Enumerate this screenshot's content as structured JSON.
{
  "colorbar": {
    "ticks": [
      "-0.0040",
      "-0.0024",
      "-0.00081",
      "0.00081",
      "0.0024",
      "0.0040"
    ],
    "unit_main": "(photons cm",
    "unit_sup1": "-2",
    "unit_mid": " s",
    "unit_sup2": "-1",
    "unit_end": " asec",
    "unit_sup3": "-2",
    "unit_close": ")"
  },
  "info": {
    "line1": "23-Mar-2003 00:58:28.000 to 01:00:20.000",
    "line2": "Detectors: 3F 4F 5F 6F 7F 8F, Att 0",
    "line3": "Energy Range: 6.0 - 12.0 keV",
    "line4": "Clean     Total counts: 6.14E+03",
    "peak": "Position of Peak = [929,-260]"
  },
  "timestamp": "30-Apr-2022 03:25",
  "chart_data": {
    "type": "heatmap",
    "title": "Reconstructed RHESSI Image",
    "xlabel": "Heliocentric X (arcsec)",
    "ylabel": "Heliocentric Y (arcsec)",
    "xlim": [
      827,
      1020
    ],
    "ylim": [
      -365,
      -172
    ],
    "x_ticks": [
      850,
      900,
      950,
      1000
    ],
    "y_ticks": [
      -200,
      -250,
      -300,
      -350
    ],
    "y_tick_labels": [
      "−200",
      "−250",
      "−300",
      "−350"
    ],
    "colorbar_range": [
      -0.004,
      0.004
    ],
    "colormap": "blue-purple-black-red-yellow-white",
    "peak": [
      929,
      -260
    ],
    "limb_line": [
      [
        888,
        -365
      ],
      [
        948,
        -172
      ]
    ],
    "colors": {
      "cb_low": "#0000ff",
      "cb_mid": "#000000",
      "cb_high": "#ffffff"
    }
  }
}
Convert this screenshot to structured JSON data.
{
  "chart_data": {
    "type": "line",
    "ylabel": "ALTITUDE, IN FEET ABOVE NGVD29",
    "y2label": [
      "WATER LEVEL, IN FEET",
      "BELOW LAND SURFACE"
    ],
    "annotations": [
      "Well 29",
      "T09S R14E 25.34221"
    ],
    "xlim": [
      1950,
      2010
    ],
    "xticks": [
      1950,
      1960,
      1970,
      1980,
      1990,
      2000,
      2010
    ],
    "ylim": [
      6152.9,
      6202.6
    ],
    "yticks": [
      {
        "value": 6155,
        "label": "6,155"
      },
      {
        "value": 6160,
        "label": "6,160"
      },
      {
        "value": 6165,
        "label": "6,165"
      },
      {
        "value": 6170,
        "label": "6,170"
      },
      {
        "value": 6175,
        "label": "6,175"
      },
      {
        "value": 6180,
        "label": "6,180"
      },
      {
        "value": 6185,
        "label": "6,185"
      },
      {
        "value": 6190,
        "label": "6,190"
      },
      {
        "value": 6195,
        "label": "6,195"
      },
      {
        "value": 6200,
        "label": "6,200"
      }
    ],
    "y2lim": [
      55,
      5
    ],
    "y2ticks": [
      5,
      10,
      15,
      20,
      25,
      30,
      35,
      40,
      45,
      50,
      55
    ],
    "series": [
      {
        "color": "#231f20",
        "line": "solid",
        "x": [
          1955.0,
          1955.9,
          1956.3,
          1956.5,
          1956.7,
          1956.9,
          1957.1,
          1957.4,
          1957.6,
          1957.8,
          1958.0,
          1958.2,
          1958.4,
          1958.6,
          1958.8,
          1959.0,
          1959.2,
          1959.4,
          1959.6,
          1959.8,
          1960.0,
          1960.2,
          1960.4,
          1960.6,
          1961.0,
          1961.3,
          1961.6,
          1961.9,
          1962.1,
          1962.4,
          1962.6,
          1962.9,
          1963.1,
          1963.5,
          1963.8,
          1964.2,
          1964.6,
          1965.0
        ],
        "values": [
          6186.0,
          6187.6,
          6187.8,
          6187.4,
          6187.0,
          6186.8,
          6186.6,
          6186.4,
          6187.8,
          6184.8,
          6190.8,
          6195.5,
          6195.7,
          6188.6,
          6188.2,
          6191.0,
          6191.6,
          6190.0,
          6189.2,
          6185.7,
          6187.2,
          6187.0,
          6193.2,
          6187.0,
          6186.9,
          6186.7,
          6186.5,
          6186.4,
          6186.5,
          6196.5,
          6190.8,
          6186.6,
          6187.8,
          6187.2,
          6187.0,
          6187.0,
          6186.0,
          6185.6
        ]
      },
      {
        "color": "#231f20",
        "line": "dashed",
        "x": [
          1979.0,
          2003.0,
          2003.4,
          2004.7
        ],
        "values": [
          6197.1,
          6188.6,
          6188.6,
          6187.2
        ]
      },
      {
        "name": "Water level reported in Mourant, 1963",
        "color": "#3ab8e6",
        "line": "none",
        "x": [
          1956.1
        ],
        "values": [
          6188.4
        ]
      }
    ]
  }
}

What the exercise asks: Nothing in the data may differ; print all of it exactly as written.

Response below:
Enumerate this screenshot's content as structured JSON.
{
  "colorbar": {
    "ticks": [
      "-0.0040",
      "-0.0024",
      "-0.00081",
      "0.00081",
      "0.0024",
      "0.0040"
    ],
    "unit_main": "(photons cm",
    "unit_sup1": "-2",
    "unit_mid": " s",
    "unit_sup2": "-1",
    "unit_end": " asec",
    "unit_sup3": "-2",
    "unit_close": ")"
  },
  "info": {
    "line1": "23-Mar-2003 00:58:28.000 to 01:00:20.000",
    "line2": "Detectors: 3F 4F 5F 6F 7F 8F, Att 0",
    "line3": "Energy Range: 6.0 - 12.0 keV",
    "line4": "Clean     Total counts: 6.14E+03",
    "peak": "Position of Peak = [929,-260]"
  },
  "timestamp": "30-Apr-2022 03:25",
  "chart_data": {
    "type": "heatmap",
    "title": "Reconstructed RHESSI Image",
    "xlabel": "Heliocentric X (arcsec)",
    "ylabel": "Heliocentric Y (arcsec)",
    "xlim": [
      827,
      1020
    ],
    "ylim": [
      -365,
      -172
    ],
    "x_ticks": [
      850,
      900,
      950,
      1000
    ],
    "y_ticks": [
      -200,
      -250,
      -300,
      -350
    ],
    "y_tick_labels": [
      "−200",
      "−250",
      "−300",
      "−350"
    ],
    "colorbar_range": [
      -0.004,
      0.004
    ],
    "colormap": "blue-purple-black-red-yellow-white",
    "peak": [
      929,
      -260
    ],
    "limb_line": [
      [
        888,
        -365
      ],
      [
        948,
        -172
      ]
    ],
    "colors": {
      "cb_low": "#0000ff",
      "cb_mid": "#000000",
      "cb_high": "#ffffff"
    }
  }
}
Convert this screenshot to structured JSON data.
{
  "chart_data": {
    "type": "line",
    "ylabel": "ALTITUDE, IN FEET ABOVE NGVD29",
    "y2label": [
      "WATER LEVEL, IN FEET",
      "BELOW LAND SURFACE"
    ],
    "annotations": [
      "Well 29",
      "T09S R14E 25.34221"
    ],
    "xlim": [
      1950,
      2010
    ],
    "xticks": [
      1950,
      1960,
      1970,
      1980,
      1990,
      2000,
      2010
    ],
    "ylim": [
      6152.9,
      6202.6
    ],
    "yticks": [
      {
        "value": 6155,
        "label": "6,155"
      },
      {
        "value": 6160,
        "label": "6,160"
      },
      {
        "value": 6165,
        "label": "6,165"
      },
      {
        "value": 6170,
        "label": "6,170"
      },
      {
        "value": 6175,
        "label": "6,175"
      },
      {
        "value": 6180,
        "label": "6,180"
      },
      {
        "value": 6185,
        "label": "6,185"
      },
      {
        "value": 6190,
        "label": "6,190"
      },
      {
        "value": 6195,
        "label": "6,195"
      },
      {
        "value": 6200,
        "label": "6,200"
      }
    ],
    "y2lim": [
      55,
      5
    ],
    "y2ticks": [
      5,
      10,
      15,
      20,
      25,
      30,
      35,
      40,
      45,
      50,
      55
    ],
    "series": [
      {
        "color": "#231f20",
        "line": "solid",
        "x": [
          1955.0,
          1955.9,
          1956.3,
          1956.5,
          1956.7,
          1956.9,
          1957.1,
          1957.4,
          1957.6,
          1957.8,
          1958.0,
          1958.2,
          1958.4,
          1958.6,
          1958.8,
          1959.0,
          1959.2,
          1959.4,
          1959.6,
          1959.8,
          1960.0,
          1960.2,
          1960.4,
          1960.6,
          1961.0,
          1961.3,
          1961.6,
          1961.9,
          1962.1,
          1962.4,
          1962.6,
          1962.9,
          1963.1,
          1963.5,
          1963.8,
          1964.2,
          1964.6,
          1965.0
        ],
        "values": [
          6186.0,
          6187.6,
          6187.8,
          6187.4,
          6187.0,
          6186.8,
          6186.6,
          6186.4,
          6187.8,
          6184.8,
          6190.8,
          6195.5,
          6195.7,
          6188.6,
          6188.2,
          6191.0,
          6191.6,
          6190.0,
          6189.2,
          6185.7,
          6187.2,
          6187.0,
          6193.2,
          6187.0,
          6186.9,
          6186.7,
          6186.5,
          6186.4,
          6186.5,
          6196.5,
          6190.8,
          6186.6,
          6187.8,
          6187.2,
          6187.0,
          6187.0,
          6186.0,
          6185.6
        ]
      },
      {
        "color": "#231f20",
        "line": "dashed",
        "x": [
          1979.0,
          2003.0,
          2003.4,
          2004.7
        ],
        "values": [
          6197.1,
          6188.6,
          6188.6,
          6187.2
        ]
      },
      {
        "name": "Water level reported in Mourant, 1963",
        "color": "#3ab8e6",
        "line": "none",
        "x": [
          1956.1
        ],
        "values": [
          6188.4
        ]
      }
    ]
  }
}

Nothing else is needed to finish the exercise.